**Given instruction**
Check each line of the records below and collect those that include the word "minut".

**Records provided**
>> BEGIN
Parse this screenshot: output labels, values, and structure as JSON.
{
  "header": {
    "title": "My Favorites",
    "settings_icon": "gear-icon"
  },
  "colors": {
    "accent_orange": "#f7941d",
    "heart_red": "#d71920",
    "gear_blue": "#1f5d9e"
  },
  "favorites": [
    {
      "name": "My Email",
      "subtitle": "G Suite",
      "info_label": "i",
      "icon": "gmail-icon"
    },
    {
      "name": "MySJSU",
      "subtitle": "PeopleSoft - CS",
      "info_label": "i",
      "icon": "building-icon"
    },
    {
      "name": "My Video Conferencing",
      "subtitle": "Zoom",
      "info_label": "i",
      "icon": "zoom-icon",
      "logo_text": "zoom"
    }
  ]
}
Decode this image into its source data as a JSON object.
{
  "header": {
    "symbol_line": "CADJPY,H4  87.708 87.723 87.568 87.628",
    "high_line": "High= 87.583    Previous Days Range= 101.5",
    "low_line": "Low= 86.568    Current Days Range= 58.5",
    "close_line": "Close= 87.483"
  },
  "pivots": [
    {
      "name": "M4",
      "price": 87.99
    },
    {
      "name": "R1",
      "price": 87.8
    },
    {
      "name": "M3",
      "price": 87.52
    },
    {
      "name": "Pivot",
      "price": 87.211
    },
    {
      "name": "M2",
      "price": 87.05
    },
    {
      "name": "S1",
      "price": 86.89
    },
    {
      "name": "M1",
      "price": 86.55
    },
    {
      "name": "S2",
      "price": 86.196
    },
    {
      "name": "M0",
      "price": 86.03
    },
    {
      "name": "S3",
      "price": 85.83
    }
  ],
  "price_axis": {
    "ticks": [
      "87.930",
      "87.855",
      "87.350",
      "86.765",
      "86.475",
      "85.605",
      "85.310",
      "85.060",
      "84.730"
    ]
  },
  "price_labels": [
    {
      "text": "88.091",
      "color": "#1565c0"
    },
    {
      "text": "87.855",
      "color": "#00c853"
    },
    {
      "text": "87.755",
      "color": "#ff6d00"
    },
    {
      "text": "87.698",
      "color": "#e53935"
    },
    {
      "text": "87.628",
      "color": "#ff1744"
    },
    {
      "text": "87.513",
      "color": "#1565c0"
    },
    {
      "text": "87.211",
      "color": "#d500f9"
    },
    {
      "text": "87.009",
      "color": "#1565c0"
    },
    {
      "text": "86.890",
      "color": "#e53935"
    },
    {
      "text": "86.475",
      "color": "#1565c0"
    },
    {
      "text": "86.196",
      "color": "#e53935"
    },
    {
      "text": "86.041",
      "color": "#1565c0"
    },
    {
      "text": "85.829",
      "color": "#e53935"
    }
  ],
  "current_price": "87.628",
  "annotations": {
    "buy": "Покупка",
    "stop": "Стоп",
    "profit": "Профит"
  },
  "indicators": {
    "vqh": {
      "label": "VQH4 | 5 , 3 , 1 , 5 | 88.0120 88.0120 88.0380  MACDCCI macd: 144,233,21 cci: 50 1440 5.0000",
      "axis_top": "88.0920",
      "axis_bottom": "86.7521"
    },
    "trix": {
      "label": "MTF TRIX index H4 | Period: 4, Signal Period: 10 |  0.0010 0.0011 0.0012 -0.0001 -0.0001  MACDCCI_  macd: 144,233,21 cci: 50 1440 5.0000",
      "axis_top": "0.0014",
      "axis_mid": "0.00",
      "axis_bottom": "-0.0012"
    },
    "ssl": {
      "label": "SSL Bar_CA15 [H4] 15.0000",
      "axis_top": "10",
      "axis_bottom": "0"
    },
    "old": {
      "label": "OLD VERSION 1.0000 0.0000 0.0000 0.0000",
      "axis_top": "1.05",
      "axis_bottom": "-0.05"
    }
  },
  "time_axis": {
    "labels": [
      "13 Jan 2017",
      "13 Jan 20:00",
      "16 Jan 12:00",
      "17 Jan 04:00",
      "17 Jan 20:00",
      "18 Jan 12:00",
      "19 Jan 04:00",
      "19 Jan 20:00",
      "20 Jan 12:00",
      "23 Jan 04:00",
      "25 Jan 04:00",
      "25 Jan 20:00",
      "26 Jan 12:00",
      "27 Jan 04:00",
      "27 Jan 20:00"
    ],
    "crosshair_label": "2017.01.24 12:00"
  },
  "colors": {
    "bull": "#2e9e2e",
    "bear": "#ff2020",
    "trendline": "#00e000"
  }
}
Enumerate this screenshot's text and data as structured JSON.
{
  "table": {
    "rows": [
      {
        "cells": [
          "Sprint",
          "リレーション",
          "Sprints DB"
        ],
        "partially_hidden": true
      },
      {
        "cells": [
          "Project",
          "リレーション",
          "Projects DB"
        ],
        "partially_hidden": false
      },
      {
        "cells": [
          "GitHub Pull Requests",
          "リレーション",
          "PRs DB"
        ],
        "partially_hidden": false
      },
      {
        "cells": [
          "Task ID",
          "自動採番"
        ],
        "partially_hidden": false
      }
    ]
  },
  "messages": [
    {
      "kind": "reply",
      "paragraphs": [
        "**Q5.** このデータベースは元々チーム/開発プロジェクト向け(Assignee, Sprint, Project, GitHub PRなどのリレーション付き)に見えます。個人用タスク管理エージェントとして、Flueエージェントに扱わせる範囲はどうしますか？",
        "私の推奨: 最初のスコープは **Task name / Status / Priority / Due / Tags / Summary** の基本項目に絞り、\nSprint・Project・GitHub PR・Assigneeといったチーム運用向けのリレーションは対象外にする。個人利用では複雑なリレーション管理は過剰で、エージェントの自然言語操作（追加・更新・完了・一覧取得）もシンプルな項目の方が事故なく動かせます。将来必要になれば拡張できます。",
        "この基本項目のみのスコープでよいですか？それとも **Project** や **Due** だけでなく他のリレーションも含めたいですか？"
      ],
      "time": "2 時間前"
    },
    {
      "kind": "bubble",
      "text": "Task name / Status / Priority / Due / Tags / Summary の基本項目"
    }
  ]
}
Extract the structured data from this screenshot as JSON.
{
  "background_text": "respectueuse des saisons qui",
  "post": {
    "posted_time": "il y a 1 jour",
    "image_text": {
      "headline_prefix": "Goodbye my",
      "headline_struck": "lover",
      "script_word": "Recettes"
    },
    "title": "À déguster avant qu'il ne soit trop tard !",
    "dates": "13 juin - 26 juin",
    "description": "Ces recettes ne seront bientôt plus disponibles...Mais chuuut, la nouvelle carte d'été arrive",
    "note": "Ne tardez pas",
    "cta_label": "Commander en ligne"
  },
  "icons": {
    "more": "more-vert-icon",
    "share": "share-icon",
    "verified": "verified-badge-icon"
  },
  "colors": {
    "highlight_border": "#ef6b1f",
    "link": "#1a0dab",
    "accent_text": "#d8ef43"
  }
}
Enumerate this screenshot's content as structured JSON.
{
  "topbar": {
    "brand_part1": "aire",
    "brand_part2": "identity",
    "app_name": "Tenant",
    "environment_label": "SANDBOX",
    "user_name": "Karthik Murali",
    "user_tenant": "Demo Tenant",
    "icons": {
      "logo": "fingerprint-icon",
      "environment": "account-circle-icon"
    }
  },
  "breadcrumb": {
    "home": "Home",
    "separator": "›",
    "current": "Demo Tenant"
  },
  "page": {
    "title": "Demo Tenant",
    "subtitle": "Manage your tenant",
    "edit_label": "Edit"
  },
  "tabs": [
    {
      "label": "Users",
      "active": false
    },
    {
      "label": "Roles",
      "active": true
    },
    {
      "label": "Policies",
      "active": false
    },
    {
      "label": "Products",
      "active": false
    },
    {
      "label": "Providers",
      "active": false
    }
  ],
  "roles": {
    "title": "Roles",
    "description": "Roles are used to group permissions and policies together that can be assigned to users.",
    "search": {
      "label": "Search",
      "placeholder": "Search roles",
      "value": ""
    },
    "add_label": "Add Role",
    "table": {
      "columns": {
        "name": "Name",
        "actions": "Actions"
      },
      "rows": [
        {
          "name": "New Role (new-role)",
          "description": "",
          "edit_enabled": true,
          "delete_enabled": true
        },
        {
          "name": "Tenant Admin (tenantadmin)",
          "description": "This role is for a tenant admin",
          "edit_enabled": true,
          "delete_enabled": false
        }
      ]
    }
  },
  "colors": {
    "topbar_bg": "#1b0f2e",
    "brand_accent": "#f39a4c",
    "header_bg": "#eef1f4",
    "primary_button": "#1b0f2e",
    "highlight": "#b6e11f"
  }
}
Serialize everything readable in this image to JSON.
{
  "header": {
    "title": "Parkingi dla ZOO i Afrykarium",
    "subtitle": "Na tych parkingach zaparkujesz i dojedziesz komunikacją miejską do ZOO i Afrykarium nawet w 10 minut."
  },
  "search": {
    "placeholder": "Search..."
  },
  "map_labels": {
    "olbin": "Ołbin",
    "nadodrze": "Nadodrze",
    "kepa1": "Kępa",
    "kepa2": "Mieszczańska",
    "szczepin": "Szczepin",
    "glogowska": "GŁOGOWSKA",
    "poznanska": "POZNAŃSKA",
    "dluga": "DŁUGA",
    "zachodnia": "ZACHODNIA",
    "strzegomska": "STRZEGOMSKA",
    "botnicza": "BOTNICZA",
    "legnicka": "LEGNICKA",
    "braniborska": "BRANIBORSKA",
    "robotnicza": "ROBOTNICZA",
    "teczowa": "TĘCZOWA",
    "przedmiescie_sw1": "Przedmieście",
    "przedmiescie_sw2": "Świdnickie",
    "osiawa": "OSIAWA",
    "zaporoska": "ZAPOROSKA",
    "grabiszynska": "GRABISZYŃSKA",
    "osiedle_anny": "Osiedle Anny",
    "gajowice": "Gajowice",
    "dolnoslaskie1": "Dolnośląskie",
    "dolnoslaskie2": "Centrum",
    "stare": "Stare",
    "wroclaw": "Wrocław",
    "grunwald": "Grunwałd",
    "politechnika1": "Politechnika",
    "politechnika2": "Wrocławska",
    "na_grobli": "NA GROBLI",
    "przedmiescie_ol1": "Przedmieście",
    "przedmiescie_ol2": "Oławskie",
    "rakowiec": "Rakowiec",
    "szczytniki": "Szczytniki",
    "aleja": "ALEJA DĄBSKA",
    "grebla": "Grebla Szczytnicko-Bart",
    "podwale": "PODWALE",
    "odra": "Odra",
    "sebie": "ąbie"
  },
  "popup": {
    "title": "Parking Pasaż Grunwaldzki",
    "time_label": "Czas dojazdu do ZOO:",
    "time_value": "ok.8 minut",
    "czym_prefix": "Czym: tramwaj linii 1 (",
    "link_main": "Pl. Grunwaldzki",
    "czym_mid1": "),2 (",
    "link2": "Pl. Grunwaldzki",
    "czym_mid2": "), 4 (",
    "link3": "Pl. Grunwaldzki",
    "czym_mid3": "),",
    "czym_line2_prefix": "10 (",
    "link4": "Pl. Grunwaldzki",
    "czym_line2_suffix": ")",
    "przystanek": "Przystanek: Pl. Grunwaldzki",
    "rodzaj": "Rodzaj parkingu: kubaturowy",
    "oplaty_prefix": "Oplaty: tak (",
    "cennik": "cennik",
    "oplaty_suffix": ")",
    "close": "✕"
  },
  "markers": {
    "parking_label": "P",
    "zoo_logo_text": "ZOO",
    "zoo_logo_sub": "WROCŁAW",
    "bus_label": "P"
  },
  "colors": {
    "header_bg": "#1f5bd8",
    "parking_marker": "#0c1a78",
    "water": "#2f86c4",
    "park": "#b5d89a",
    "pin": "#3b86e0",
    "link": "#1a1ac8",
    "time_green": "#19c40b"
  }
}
>> END
**The answer**
    "subtitle": "Na tych parkingach zaparkujesz i dojedziesz komunikacją miejską do ZOO i Afrykarium nawet w 10 minut."
    "time_value": "ok.8 minut",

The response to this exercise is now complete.